● What to work on
Copy out, character for character, the stretch of lines below that opens with the line containing "Patent image size: (765, 478)." and closes with the line containing "The array substrate 30 is at (668, 228).", including both of those lines.

● The data
◇ ◇ ◇ ◇ ◇ ◇ ◇
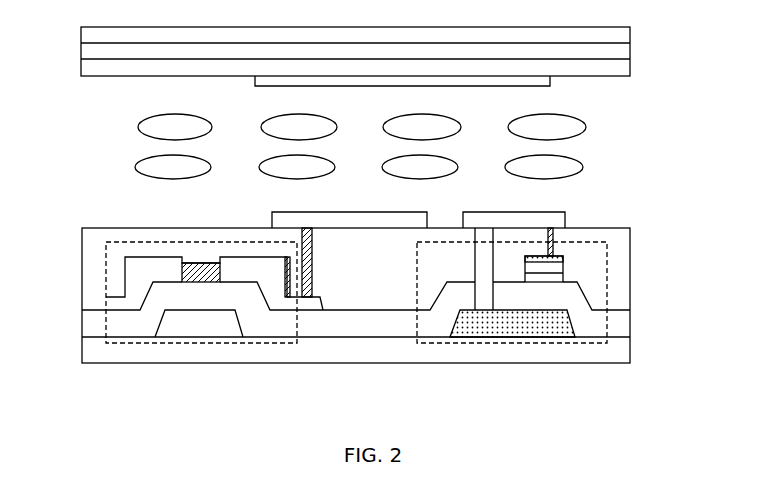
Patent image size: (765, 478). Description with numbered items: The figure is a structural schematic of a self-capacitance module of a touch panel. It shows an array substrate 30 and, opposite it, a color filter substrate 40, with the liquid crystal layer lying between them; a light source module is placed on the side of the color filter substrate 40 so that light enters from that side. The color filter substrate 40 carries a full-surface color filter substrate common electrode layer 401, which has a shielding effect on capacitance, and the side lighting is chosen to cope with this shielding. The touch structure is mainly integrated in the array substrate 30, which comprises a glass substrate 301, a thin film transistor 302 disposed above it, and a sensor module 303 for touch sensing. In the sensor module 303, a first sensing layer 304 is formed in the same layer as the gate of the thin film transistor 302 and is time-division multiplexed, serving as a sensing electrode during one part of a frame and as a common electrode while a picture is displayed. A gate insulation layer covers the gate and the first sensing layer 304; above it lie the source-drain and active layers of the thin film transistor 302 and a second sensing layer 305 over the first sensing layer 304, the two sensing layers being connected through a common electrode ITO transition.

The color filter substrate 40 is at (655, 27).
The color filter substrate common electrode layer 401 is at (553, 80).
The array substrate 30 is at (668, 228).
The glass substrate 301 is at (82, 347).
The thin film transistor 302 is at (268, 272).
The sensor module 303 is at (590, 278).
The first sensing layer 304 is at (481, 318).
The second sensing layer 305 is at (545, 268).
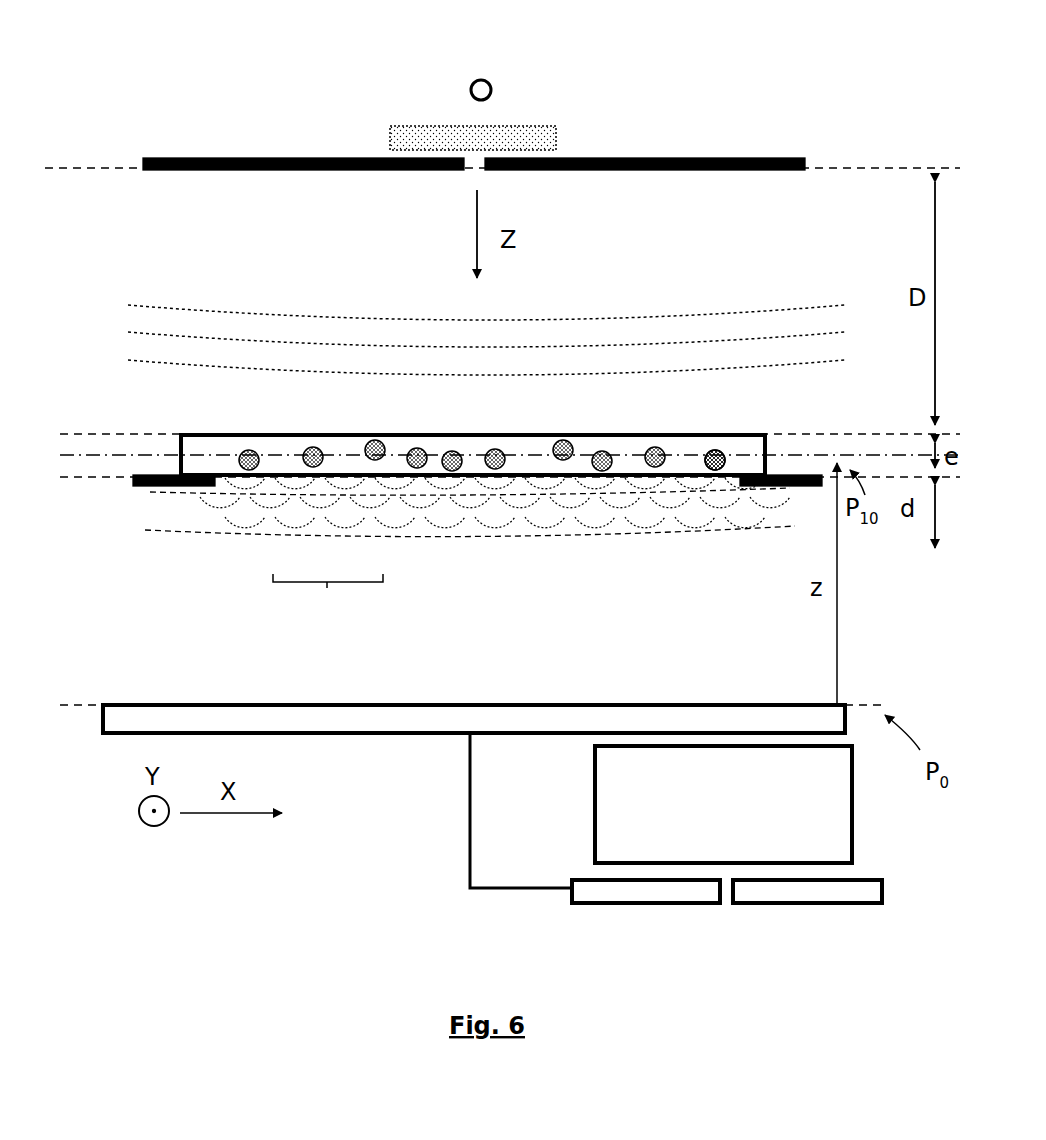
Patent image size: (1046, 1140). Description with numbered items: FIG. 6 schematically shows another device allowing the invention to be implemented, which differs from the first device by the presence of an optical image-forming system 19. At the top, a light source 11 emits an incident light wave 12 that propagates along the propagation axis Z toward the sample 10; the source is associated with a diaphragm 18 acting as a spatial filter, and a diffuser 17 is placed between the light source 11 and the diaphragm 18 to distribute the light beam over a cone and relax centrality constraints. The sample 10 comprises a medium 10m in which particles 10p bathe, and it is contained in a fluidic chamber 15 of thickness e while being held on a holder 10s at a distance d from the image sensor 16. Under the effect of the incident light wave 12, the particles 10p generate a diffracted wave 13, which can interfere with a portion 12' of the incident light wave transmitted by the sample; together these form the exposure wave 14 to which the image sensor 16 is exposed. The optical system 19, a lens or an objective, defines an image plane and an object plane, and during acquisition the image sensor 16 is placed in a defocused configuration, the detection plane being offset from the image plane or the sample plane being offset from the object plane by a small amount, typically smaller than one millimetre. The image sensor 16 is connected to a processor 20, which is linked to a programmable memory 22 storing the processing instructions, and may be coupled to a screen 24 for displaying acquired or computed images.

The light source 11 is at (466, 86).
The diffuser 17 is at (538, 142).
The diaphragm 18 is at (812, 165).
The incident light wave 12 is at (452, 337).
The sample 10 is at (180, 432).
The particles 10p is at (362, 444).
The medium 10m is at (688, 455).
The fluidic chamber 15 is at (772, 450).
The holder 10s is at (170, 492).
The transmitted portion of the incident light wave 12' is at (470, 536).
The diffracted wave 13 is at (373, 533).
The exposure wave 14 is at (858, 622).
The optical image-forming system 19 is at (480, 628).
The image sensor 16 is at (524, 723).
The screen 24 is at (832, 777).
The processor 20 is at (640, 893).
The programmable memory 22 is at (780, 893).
◇ ◇ ◇ ◇ ◇ ◇ ◇
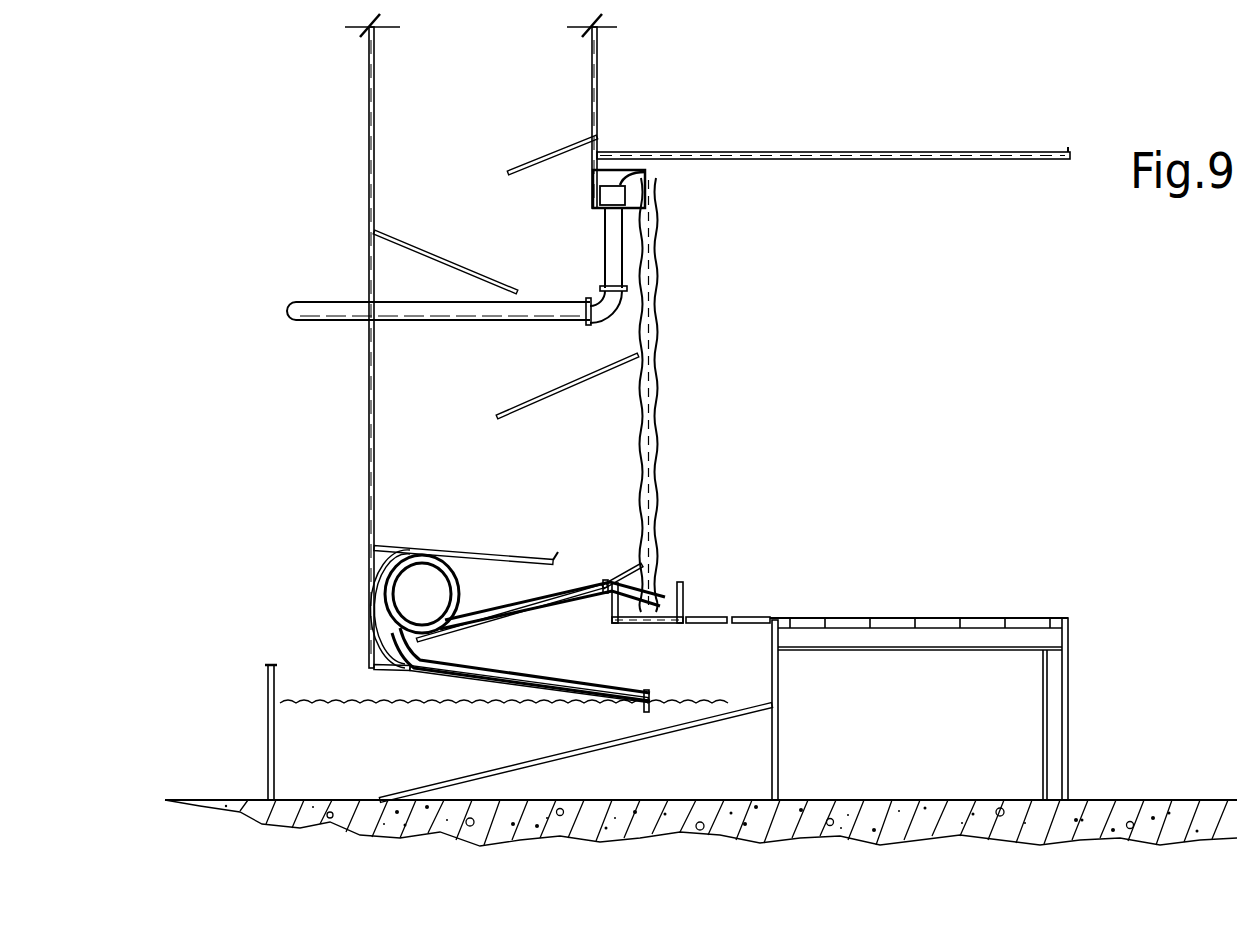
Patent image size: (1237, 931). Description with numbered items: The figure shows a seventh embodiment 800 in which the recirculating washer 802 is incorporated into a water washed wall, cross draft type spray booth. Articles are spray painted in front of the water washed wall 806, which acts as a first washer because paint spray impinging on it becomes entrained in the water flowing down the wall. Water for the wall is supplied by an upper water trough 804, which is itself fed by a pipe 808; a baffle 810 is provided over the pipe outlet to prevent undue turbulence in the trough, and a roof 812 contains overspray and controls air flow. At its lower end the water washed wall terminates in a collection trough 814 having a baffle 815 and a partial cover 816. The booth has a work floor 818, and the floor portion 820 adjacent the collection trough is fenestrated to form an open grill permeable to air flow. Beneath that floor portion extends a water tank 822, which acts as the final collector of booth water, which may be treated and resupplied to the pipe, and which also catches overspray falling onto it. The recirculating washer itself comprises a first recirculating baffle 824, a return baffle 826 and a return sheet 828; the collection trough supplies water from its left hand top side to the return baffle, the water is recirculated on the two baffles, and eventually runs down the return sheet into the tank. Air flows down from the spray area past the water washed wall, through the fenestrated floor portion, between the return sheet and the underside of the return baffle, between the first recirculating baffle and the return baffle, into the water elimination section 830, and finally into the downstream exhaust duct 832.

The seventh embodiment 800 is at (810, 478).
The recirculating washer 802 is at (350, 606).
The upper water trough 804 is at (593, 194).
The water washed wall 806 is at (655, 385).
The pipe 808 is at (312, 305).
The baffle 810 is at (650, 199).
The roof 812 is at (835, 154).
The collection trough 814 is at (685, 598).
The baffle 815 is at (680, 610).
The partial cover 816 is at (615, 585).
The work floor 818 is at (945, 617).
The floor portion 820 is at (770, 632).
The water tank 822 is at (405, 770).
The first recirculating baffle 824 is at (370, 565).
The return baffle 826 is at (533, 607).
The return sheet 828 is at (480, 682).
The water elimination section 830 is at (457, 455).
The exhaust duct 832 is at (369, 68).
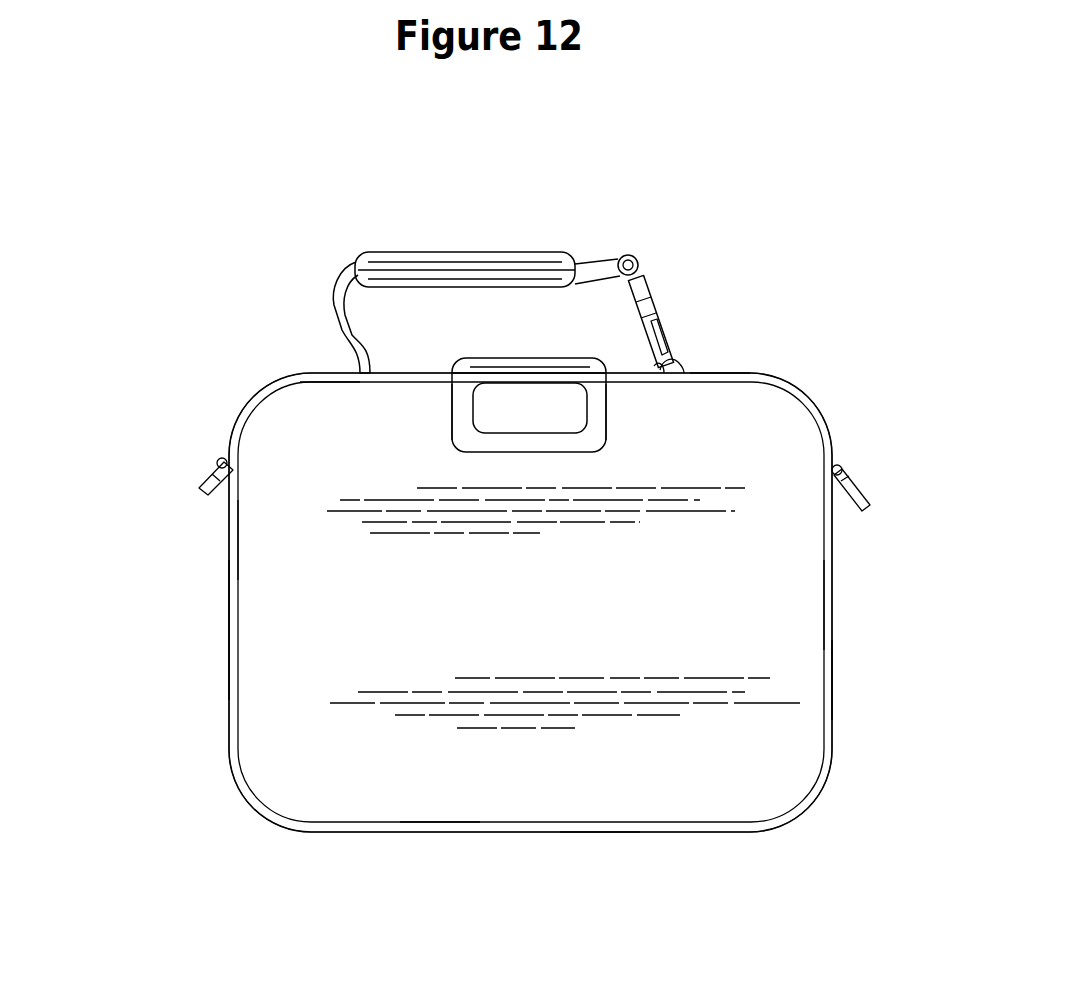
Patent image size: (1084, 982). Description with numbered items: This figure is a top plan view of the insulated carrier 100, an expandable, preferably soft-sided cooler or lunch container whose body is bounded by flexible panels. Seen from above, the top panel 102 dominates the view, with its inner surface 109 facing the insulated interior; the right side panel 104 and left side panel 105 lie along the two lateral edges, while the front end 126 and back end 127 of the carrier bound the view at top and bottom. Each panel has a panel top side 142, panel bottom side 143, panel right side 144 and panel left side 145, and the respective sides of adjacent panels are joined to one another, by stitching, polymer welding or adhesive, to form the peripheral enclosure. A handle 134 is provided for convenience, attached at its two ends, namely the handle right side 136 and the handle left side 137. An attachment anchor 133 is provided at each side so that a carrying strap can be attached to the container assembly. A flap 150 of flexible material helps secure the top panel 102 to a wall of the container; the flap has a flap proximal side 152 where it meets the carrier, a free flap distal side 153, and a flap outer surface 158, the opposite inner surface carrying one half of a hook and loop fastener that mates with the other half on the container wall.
◇ ◇ ◇ ◇ ◇ ◇ ◇
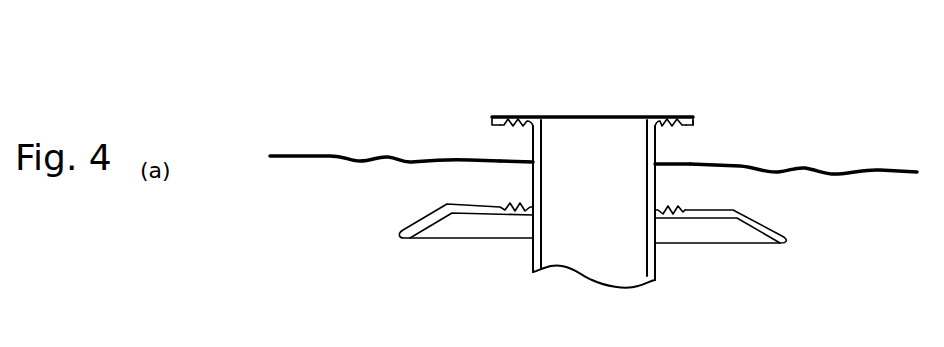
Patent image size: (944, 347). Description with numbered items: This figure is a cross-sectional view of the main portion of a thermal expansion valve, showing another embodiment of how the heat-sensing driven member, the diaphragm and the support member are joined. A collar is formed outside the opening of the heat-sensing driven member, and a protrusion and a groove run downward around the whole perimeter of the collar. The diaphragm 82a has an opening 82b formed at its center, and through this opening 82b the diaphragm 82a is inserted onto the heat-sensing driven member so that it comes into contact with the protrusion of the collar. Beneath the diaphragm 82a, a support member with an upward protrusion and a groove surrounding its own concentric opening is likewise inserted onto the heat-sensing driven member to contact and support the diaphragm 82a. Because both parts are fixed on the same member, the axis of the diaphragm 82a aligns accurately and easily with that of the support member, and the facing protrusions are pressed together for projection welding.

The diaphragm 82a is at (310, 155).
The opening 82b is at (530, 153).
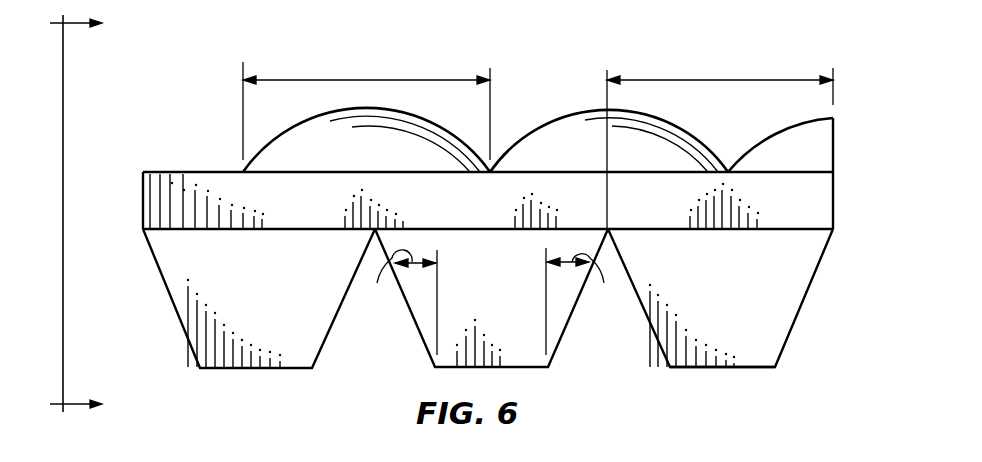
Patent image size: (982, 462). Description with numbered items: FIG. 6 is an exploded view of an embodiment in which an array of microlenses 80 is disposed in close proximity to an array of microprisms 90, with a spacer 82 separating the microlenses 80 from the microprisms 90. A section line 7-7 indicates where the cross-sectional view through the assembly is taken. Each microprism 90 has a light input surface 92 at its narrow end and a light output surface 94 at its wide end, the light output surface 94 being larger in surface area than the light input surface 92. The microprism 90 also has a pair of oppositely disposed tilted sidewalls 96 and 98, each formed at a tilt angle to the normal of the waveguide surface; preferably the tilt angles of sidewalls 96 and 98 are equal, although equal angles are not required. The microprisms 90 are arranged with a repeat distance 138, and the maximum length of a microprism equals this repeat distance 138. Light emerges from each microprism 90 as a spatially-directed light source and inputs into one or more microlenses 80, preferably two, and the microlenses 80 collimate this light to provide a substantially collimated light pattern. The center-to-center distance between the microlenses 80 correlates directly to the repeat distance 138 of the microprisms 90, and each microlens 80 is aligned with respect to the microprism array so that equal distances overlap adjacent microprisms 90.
◇ ◇ ◇ ◇ ◇ ◇ ◇
● Final result
Patent image size: (765, 478). Description with numbered items: The figure is a structural schematic of a self-capacitance module of a touch panel. It shows an array substrate 30 and, opposite it, a color filter substrate 40, with the liquid crystal layer lying between them; a light source module is placed on the side of the color filter substrate 40 so that light enters from that side. The color filter substrate 40 carries a full-surface color filter substrate common electrode layer 401, which has a shielding effect on capacitance, and the side lighting is chosen to cope with this shielding. The touch structure is mainly integrated in the array substrate 30, which comprises a glass substrate 301, a thin film transistor 302 disposed above it, and a sensor module 303 for touch sensing. In the sensor module 303, a first sensing layer 304 is formed in the same layer as the gate of the thin film transistor 302 and is time-division multiplexed, serving as a sensing electrode during one part of a frame and as a common electrode while a picture is displayed. A gate insulation layer covers the gate and the first sensing layer 304; above it lie the source-drain and active layers of the thin film transistor 302 and a second sensing layer 305 over the first sensing layer 304, the two sensing layers being connected through a common electrode ITO transition.

The color filter substrate 40 is at (655, 27).
The color filter substrate common electrode layer 401 is at (553, 80).
The array substrate 30 is at (668, 228).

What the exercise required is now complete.